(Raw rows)
************
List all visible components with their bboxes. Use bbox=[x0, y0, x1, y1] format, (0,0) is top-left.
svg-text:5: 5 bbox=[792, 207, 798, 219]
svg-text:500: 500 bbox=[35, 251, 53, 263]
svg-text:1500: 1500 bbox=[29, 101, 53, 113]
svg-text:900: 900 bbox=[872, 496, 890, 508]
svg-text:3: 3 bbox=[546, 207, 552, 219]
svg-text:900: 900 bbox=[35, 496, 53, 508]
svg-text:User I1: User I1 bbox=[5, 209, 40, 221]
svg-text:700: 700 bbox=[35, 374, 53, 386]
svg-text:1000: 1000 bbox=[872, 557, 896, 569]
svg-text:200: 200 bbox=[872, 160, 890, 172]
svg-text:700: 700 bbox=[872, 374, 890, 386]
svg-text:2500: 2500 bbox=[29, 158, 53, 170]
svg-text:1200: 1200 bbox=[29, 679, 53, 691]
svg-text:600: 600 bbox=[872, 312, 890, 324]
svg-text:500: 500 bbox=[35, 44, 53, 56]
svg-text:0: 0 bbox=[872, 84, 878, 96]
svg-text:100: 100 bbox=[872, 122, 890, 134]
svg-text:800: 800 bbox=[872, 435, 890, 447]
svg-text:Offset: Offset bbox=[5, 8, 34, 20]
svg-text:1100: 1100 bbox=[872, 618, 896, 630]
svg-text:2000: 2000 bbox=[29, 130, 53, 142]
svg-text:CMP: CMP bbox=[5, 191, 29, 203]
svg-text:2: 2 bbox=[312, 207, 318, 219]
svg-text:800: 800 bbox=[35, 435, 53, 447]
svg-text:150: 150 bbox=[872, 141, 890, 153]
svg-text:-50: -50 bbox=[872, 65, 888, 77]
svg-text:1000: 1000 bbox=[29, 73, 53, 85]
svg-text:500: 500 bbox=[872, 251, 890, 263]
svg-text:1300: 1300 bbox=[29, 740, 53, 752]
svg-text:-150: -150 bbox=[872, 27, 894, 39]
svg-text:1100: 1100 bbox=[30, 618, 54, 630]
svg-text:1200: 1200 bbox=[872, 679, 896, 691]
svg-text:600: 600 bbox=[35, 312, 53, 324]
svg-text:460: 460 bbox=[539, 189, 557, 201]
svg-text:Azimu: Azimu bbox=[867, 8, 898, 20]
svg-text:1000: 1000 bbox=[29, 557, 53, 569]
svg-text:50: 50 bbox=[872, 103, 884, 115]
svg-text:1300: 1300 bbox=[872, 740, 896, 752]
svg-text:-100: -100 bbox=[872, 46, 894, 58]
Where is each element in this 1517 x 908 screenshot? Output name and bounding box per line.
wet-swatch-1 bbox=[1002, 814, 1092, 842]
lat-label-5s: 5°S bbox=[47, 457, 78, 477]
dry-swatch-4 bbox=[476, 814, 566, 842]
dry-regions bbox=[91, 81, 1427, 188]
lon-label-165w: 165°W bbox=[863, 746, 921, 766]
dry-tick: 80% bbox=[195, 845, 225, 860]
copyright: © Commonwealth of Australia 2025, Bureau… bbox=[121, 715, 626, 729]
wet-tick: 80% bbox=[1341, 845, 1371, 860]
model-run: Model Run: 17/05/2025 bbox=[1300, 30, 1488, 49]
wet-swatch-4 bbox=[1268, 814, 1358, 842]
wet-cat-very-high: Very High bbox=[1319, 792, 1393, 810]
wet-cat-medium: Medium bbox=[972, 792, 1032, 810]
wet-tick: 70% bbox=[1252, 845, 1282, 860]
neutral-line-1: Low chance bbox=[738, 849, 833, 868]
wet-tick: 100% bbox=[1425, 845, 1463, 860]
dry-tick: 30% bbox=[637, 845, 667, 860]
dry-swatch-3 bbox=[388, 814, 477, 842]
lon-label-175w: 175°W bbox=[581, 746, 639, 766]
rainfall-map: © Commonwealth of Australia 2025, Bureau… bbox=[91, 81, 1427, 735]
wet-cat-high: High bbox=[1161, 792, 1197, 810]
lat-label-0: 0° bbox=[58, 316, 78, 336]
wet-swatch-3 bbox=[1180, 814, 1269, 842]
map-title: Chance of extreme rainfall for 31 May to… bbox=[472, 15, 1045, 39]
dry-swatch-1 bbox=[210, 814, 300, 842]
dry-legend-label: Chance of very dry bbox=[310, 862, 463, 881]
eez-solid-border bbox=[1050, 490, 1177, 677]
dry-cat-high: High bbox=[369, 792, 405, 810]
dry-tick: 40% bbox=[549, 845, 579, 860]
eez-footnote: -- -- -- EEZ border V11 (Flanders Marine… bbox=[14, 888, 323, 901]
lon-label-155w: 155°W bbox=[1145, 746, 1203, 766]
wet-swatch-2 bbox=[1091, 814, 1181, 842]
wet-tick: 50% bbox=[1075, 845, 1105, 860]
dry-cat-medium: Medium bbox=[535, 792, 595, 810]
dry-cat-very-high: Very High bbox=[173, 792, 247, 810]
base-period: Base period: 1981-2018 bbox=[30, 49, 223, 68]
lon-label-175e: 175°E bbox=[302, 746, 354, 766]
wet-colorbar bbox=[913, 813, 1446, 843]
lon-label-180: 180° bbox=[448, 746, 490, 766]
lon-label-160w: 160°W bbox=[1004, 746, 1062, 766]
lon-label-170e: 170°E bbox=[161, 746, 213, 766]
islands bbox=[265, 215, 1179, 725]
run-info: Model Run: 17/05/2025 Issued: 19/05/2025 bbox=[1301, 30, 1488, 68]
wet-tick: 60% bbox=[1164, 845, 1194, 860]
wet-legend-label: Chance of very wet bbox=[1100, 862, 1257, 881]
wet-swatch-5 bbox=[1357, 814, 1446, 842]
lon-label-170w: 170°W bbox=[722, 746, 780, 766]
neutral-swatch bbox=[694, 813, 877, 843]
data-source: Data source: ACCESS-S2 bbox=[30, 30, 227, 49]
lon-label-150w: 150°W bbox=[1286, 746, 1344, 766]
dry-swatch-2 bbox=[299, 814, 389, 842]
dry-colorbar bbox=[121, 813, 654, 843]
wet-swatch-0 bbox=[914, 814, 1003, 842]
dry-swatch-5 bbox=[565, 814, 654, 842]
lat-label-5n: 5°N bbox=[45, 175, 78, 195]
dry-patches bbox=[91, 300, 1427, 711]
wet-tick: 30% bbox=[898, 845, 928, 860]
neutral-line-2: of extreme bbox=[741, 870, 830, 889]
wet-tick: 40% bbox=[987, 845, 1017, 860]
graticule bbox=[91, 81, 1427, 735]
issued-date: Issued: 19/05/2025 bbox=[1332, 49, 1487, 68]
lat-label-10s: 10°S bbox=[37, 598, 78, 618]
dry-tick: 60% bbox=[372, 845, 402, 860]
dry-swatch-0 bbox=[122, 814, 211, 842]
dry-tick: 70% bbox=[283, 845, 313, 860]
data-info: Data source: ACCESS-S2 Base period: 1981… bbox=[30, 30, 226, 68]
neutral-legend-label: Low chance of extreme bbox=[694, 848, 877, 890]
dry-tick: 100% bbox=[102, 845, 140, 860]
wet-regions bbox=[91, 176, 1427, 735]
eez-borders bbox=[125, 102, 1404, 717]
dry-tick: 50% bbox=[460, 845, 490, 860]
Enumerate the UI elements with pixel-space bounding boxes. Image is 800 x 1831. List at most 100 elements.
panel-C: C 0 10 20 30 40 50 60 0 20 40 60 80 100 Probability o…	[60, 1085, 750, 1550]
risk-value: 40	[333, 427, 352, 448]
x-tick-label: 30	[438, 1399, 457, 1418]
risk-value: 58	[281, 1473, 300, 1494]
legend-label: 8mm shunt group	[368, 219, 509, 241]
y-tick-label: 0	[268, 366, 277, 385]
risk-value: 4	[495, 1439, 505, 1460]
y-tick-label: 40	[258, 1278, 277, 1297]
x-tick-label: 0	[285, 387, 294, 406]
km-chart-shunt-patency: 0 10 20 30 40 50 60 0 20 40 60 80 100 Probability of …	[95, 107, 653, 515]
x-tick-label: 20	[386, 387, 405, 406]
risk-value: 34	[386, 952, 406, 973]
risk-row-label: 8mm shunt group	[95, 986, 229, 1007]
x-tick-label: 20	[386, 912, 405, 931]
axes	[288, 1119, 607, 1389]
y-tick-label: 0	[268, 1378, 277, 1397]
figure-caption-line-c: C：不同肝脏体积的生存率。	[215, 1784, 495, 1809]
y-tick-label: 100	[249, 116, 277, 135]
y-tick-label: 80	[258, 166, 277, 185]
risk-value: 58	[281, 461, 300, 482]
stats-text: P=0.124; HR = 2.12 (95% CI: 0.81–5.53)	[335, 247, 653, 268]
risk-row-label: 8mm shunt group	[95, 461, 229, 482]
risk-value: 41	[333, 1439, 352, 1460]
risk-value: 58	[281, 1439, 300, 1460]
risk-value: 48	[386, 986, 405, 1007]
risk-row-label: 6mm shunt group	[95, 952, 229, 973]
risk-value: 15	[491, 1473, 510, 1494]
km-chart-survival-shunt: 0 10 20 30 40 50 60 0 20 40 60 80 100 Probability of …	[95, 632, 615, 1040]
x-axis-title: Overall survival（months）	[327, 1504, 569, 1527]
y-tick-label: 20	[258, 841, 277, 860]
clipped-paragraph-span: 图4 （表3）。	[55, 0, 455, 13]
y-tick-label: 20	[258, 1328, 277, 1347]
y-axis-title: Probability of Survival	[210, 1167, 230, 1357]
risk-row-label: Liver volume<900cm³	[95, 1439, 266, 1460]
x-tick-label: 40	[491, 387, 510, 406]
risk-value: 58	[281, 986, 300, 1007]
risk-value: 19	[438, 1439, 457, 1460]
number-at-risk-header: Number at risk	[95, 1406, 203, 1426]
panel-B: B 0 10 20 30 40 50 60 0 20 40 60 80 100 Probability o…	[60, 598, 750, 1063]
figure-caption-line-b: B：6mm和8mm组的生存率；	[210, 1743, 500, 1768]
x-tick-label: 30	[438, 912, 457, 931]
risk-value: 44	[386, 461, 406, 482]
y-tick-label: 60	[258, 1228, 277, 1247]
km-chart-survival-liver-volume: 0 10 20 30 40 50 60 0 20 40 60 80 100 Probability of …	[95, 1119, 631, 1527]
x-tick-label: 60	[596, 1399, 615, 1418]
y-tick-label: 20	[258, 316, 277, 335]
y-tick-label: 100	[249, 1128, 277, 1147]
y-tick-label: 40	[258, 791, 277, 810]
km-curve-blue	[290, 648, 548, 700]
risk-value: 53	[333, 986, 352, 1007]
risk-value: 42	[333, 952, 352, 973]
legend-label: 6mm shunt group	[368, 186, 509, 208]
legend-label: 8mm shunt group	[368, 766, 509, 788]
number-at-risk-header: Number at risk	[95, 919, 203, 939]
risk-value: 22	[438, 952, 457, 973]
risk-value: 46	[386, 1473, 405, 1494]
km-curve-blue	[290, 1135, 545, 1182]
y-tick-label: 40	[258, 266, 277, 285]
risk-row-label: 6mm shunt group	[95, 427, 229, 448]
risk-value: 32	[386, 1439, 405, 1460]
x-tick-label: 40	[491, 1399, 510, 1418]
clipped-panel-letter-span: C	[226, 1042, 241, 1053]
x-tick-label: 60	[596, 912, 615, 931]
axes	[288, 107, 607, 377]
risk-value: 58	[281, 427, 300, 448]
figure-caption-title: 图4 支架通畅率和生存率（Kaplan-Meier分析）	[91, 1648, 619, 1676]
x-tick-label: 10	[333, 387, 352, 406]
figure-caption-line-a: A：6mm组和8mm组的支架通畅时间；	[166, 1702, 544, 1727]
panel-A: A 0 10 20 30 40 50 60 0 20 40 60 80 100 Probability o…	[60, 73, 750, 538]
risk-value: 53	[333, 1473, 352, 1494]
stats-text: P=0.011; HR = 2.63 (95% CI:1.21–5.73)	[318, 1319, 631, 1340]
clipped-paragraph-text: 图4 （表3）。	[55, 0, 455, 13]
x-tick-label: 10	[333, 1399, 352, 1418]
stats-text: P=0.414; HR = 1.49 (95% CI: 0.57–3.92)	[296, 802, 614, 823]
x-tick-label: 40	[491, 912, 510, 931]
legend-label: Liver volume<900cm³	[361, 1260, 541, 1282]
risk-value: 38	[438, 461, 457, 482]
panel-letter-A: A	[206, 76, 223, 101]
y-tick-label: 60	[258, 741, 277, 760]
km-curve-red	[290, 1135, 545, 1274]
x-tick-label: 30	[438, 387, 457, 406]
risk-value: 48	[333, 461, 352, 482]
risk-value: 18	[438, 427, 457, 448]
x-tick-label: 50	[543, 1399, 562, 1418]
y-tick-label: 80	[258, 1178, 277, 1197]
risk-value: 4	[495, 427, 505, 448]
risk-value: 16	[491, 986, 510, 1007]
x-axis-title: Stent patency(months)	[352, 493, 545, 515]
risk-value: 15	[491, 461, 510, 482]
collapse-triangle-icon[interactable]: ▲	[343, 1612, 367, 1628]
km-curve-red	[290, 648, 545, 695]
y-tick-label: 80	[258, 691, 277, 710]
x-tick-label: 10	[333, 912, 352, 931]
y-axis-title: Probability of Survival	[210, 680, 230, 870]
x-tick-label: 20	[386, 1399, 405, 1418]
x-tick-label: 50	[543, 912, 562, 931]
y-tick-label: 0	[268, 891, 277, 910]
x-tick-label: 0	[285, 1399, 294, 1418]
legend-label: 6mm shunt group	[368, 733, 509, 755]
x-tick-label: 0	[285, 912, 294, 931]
************
Could you update the rows from the first one through the line containing "svg-text:900: 900 bbox=[35, 496, 53, 508]", both included, so that "visible" becomes "shown" and everything else stays as it is?

List all shown components with their bboxes. Use bbox=[x0, y0, x1, y1] format, (0,0) is top-left.
svg-text:5: 5 bbox=[792, 207, 798, 219]
svg-text:500: 500 bbox=[35, 251, 53, 263]
svg-text:1500: 1500 bbox=[29, 101, 53, 113]
svg-text:900: 900 bbox=[872, 496, 890, 508]
svg-text:3: 3 bbox=[546, 207, 552, 219]
svg-text:900: 900 bbox=[35, 496, 53, 508]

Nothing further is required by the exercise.